§ **Set problem**:
Your job is to retype all of the data word for word, leaving every image out.

§ **Records for the task**:
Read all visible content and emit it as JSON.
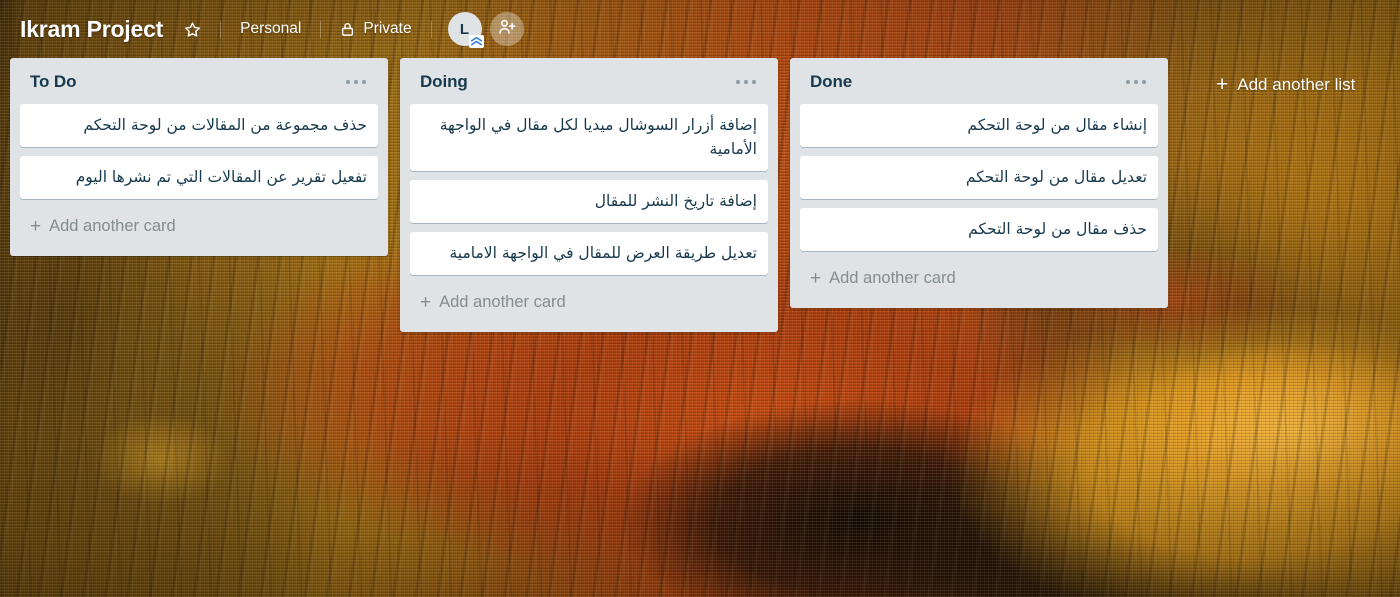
{
  "header": {
    "board_title": "Ikram Project",
    "star_icon": "star-icon",
    "team_label": "Personal",
    "lock_icon": "lock-icon",
    "visibility_label": "Private",
    "avatar_initial": "L",
    "avatar_badge_icon": "chevron-up-badge-icon",
    "add_member_icon": "person-add-icon"
  },
  "board": {
    "add_list_label": "Add another list",
    "add_list_icon": "plus-icon",
    "lists": [
      {
        "title": "To Do",
        "menu_icon": "list-menu-ellipsis-icon",
        "add_card_label": "Add another card",
        "cards": [
          {
            "text": "حذف مجموعة من المقالات من لوحة التحكم"
          },
          {
            "text": "تفعيل تقرير عن المقالات التي تم نشرها اليوم"
          }
        ]
      },
      {
        "title": "Doing",
        "menu_icon": "list-menu-ellipsis-icon",
        "add_card_label": "Add another card",
        "cards": [
          {
            "text": "إضافة أزرار السوشال ميديا لكل مقال في الواجهة الأمامية"
          },
          {
            "text": "إضافة تاريخ النشر للمقال"
          },
          {
            "text": "تعديل طريقة العرض للمقال في الواجهة الامامية"
          }
        ]
      },
      {
        "title": "Done",
        "menu_icon": "list-menu-ellipsis-icon",
        "add_card_label": "Add another card",
        "cards": [
          {
            "text": "إنشاء مقال من لوحة التحكم"
          },
          {
            "text": "تعديل مقال من لوحة التحكم"
          },
          {
            "text": "حذف مقال من لوحة التحكم"
          }
        ]
      }
    ]
  },
  "colors": {
    "list_background": "#dfe3e6",
    "card_background": "#ffffff",
    "text_dark": "#17394d",
    "text_muted": "#838c91",
    "header_text": "#ffffff",
    "background_primary": "#a4590f",
    "background_accent": "#e8a424"
  }
}
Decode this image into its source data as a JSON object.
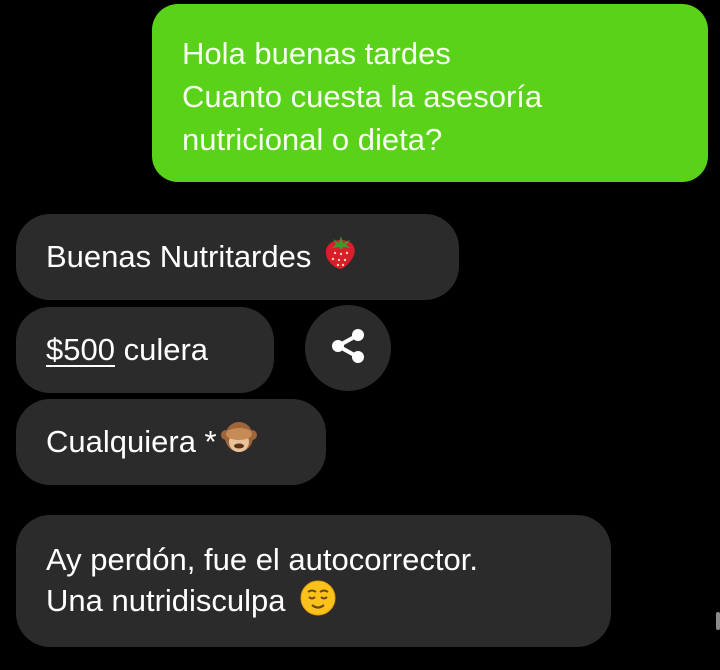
{
  "sent_message": {
    "lines": [
      "Hola buenas tardes",
      "Cuanto cuesta la asesoría",
      "nutricional o dieta?"
    ]
  },
  "received_messages": [
    {
      "text": "Buenas Nutritardes",
      "emoji": "strawberry-icon"
    },
    {
      "price": "$500",
      "text": " culera"
    },
    {
      "text": "Cualquiera *",
      "emoji": "see-no-evil-monkey-icon"
    },
    {
      "lines": [
        "Ay perdón, fue el autocorrector.",
        "Una nutridisculpa"
      ],
      "emoji": "relieved-face-icon"
    }
  ],
  "actions": {
    "share_icon": "share-icon"
  },
  "colors": {
    "background": "#000000",
    "sent_bubble": "#5bd21a",
    "received_bubble": "#2b2b2b",
    "text": "#ffffff"
  }
}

§ **Exercise result**:
Read all visible content and emit it as JSON.
{
  "header": {
    "board_title": "Ikram Project",
    "star_icon": "star-icon",
    "team_label": "Personal",
    "lock_icon": "lock-icon",
    "visibility_label": "Private",
    "avatar_initial": "L",
    "avatar_badge_icon": "chevron-up-badge-icon",
    "add_member_icon": "person-add-icon"
  },
  "board": {
    "add_list_label": "Add another list",
    "add_list_icon": "plus-icon",
    "lists": [
      {
        "title": "To Do",
        "menu_icon": "list-menu-ellipsis-icon",
        "add_card_label": "Add another card",
        "cards": [
          {
            "text": "حذف مجموعة من المقالات من لوحة التحكم"
          },
          {
            "text": "تفعيل تقرير عن المقالات التي تم نشرها اليوم"
          }
        ]
      },
      {
        "title": "Doing",
        "menu_icon": "list-menu-ellipsis-icon",
        "add_card_label": "Add another card",
        "cards": [
          {
            "text": "إضافة أزرار السوشال ميديا لكل مقال في الواجهة الأمامية"
          },
          {
            "text": "إضافة تاريخ النشر للمقال"
          },
          {
            "text": "تعديل طريقة العرض للمقال في الواجهة الامامية"
          }
        ]
      },
      {
        "title": "Done",
        "menu_icon": "list-menu-ellipsis-icon",
        "add_card_label": "Add another card",
        "cards": [
          {
            "text": "إنشاء مقال من لوحة التحكم"
          },
          {
            "text": "تعديل مقال من لوحة التحكم"
          },
          {
            "text": "حذف مقال من لوحة التحكم"
          }
        ]
      }
    ]
  },
  "colors": {
    "list_background": "#dfe3e6",
    "card_background": "#ffffff",
    "text_dark": "#17394d",
    "text_muted": "#838c91",
    "header_text": "#ffffff",
    "background_primary": "#a4590f",
    "background_accent": "#e8a424"
  }
}
Decode this image into its source data as a JSON object.
{
  "sent_message": {
    "lines": [
      "Hola buenas tardes",
      "Cuanto cuesta la asesoría",
      "nutricional o dieta?"
    ]
  },
  "received_messages": [
    {
      "text": "Buenas Nutritardes",
      "emoji": "strawberry-icon"
    },
    {
      "price": "$500",
      "text": " culera"
    },
    {
      "text": "Cualquiera *",
      "emoji": "see-no-evil-monkey-icon"
    },
    {
      "lines": [
        "Ay perdón, fue el autocorrector.",
        "Una nutridisculpa"
      ],
      "emoji": "relieved-face-icon"
    }
  ],
  "actions": {
    "share_icon": "share-icon"
  },
  "colors": {
    "background": "#000000",
    "sent_bubble": "#5bd21a",
    "received_bubble": "#2b2b2b",
    "text": "#ffffff"
  }
}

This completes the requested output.